• The task:
Repeat every line below exactly as it reads.

— start Task data —

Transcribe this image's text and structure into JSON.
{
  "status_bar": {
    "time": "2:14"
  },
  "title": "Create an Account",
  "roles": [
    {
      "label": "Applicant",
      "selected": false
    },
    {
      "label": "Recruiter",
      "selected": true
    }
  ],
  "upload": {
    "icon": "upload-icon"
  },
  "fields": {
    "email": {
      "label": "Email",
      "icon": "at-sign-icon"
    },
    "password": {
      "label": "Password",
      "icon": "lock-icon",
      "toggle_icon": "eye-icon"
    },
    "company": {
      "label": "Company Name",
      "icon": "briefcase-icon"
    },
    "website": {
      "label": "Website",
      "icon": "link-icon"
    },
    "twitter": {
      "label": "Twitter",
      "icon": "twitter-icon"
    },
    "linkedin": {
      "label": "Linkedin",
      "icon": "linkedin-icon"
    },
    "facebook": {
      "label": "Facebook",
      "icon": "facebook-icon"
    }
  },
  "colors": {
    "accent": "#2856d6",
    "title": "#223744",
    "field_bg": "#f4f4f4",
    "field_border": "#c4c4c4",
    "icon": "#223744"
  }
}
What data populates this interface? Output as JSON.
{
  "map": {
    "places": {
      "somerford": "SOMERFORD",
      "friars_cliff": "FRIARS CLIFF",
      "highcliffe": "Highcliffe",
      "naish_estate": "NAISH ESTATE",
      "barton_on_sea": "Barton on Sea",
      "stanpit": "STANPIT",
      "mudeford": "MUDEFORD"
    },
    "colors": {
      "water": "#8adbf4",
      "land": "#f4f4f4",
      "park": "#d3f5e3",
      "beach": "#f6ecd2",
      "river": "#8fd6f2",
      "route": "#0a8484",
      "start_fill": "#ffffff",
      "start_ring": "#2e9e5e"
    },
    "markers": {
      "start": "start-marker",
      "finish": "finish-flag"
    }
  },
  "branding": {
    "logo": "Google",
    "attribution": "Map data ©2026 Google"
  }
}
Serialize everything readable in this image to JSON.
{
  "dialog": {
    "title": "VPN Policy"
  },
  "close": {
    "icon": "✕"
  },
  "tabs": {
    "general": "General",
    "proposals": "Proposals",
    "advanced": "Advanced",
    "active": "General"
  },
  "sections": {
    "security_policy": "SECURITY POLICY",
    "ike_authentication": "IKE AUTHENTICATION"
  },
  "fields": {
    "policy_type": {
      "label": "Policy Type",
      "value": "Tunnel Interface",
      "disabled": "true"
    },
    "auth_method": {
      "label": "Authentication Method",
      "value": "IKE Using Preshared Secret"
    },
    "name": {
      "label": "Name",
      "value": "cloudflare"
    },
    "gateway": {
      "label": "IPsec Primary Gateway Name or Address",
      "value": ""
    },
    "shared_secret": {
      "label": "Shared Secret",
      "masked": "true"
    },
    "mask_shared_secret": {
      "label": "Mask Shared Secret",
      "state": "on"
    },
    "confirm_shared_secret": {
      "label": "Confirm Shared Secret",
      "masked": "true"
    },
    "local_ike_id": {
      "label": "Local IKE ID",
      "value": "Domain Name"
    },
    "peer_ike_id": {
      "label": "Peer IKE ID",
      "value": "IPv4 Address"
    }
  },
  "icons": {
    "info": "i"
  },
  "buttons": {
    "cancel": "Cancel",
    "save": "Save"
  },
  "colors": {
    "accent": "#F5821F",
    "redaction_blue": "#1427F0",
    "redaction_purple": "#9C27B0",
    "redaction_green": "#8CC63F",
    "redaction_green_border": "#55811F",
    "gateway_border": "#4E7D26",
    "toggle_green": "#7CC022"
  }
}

— end Task data —

• Expected answer:
Transcribe this image's text and structure into JSON.
{
  "status_bar": {
    "time": "2:14"
  },
  "title": "Create an Account",
  "roles": [
    {
      "label": "Applicant",
      "selected": false
    },
    {
      "label": "Recruiter",
      "selected": true
    }
  ],
  "upload": {
    "icon": "upload-icon"
  },
  "fields": {
    "email": {
      "label": "Email",
      "icon": "at-sign-icon"
    },
    "password": {
      "label": "Password",
      "icon": "lock-icon",
      "toggle_icon": "eye-icon"
    },
    "company": {
      "label": "Company Name",
      "icon": "briefcase-icon"
    },
    "website": {
      "label": "Website",
      "icon": "link-icon"
    },
    "twitter": {
      "label": "Twitter",
      "icon": "twitter-icon"
    },
    "linkedin": {
      "label": "Linkedin",
      "icon": "linkedin-icon"
    },
    "facebook": {
      "label": "Facebook",
      "icon": "facebook-icon"
    }
  },
  "colors": {
    "accent": "#2856d6",
    "title": "#223744",
    "field_bg": "#f4f4f4",
    "field_border": "#c4c4c4",
    "icon": "#223744"
  }
}
What data populates this interface? Output as JSON.
{
  "map": {
    "places": {
      "somerford": "SOMERFORD",
      "friars_cliff": "FRIARS CLIFF",
      "highcliffe": "Highcliffe",
      "naish_estate": "NAISH ESTATE",
      "barton_on_sea": "Barton on Sea",
      "stanpit": "STANPIT",
      "mudeford": "MUDEFORD"
    },
    "colors": {
      "water": "#8adbf4",
      "land": "#f4f4f4",
      "park": "#d3f5e3",
      "beach": "#f6ecd2",
      "river": "#8fd6f2",
      "route": "#0a8484",
      "start_fill": "#ffffff",
      "start_ring": "#2e9e5e"
    },
    "markers": {
      "start": "start-marker",
      "finish": "finish-flag"
    }
  },
  "branding": {
    "logo": "Google",
    "attribution": "Map data ©2026 Google"
  }
}
Serialize everything readable in this image to JSON.
{
  "dialog": {
    "title": "VPN Policy"
  },
  "close": {
    "icon": "✕"
  },
  "tabs": {
    "general": "General",
    "proposals": "Proposals",
    "advanced": "Advanced",
    "active": "General"
  },
  "sections": {
    "security_policy": "SECURITY POLICY",
    "ike_authentication": "IKE AUTHENTICATION"
  },
  "fields": {
    "policy_type": {
      "label": "Policy Type",
      "value": "Tunnel Interface",
      "disabled": "true"
    },
    "auth_method": {
      "label": "Authentication Method",
      "value": "IKE Using Preshared Secret"
    },
    "name": {
      "label": "Name",
      "value": "cloudflare"
    },
    "gateway": {
      "label": "IPsec Primary Gateway Name or Address",
      "value": ""
    },
    "shared_secret": {
      "label": "Shared Secret",
      "masked": "true"
    },
    "mask_shared_secret": {
      "label": "Mask Shared Secret",
      "state": "on"
    },
    "confirm_shared_secret": {
      "label": "Confirm Shared Secret",
      "masked": "true"
    },
    "local_ike_id": {
      "label": "Local IKE ID",
      "value": "Domain Name"
    },
    "peer_ike_id": {
      "label": "Peer IKE ID",
      "value": "IPv4 Address"
    }
  },
  "icons": {
    "info": "i"
  },
  "buttons": {
    "cancel": "Cancel",
    "save": "Save"
  },
  "colors": {
    "accent": "#F5821F",
    "redaction_blue": "#1427F0",
    "redaction_purple": "#9C27B0",
    "redaction_green": "#8CC63F",
    "redaction_green_border": "#55811F",
    "gateway_border": "#4E7D26",
    "toggle_green": "#7CC022"
  }
}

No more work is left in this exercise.